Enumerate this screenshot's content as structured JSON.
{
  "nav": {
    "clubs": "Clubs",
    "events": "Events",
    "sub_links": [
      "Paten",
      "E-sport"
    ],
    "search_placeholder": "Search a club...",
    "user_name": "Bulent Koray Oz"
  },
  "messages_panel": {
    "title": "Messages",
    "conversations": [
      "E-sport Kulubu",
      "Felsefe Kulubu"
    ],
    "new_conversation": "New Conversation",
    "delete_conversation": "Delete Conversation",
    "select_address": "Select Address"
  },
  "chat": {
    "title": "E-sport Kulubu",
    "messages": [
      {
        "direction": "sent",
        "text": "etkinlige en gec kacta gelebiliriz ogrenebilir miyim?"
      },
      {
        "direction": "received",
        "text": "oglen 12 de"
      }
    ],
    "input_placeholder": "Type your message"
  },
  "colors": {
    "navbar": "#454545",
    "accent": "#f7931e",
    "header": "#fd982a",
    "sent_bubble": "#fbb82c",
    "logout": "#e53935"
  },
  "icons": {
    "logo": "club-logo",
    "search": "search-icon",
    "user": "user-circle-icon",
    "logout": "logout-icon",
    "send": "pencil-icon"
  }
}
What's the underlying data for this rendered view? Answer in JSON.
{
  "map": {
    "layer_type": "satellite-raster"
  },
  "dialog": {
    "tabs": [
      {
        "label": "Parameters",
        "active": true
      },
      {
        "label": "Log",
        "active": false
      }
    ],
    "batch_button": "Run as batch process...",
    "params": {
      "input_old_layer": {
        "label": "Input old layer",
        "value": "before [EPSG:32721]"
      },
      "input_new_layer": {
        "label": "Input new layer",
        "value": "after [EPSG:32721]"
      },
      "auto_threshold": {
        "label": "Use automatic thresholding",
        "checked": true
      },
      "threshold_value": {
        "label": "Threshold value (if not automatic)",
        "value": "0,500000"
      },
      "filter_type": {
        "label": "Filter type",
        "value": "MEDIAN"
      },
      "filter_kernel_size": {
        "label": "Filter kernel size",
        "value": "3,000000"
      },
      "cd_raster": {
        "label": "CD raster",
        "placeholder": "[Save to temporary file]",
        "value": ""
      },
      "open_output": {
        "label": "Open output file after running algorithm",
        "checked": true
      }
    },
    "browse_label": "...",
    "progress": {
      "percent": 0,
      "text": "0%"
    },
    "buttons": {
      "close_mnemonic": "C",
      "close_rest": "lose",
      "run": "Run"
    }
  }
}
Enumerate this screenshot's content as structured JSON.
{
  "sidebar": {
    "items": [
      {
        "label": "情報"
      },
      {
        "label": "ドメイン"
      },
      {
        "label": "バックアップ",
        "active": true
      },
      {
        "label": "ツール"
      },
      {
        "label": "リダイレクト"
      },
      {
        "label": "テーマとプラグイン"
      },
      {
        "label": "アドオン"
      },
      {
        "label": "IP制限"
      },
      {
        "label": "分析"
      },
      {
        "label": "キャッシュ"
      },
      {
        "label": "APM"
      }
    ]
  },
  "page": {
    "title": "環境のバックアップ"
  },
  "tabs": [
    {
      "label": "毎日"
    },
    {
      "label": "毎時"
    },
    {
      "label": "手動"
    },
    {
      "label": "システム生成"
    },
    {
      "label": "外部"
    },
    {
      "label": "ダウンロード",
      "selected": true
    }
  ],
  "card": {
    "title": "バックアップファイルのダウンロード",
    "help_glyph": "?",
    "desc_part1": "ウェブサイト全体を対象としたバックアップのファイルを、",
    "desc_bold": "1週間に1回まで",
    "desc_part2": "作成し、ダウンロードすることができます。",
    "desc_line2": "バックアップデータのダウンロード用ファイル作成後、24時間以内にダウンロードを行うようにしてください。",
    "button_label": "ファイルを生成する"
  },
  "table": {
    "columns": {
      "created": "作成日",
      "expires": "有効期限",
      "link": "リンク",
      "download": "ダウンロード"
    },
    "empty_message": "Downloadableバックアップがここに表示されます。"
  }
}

━━━━━━━━

Written exercise: Where a line in the entries holds "direction", copy that line.

Output:
        "direction": "sent",
        "direction": "received",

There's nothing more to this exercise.